- _Written request_
Find the string "взаимодействовал" in the listing and report every line that has it.

▽

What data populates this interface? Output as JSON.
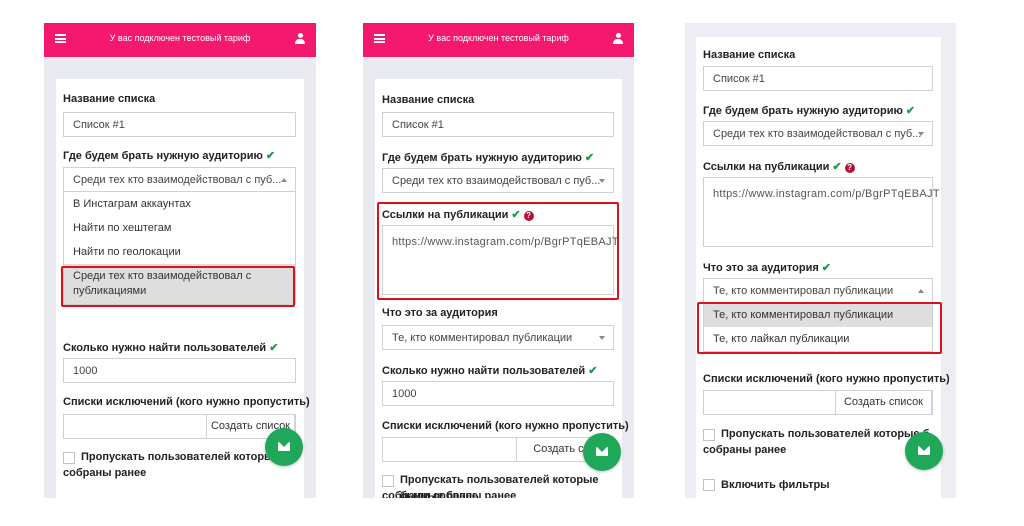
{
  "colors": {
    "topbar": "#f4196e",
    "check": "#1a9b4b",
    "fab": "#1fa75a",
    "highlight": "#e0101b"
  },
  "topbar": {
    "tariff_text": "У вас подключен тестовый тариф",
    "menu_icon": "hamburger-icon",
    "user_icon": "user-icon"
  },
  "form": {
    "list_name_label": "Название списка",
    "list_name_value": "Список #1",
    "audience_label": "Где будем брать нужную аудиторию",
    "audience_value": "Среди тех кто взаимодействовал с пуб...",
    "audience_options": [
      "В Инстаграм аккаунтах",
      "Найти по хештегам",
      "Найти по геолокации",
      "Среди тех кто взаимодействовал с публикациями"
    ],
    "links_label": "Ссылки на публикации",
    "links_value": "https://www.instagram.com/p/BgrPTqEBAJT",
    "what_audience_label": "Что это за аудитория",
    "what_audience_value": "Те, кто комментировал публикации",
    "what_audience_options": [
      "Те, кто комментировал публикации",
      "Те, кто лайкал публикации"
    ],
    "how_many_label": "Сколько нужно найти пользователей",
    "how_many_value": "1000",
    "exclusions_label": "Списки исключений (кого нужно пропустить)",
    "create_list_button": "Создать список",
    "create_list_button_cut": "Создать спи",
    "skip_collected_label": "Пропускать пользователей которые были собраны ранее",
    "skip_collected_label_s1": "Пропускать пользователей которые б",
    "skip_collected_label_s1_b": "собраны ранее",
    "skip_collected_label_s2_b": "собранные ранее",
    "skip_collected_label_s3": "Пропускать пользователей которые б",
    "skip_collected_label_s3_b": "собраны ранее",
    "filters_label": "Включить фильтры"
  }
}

△

- _The answer_
    "audience_value": "Среди тех кто взаимодействовал с пуб...",
      "Среди тех кто взаимодействовал с публикациями"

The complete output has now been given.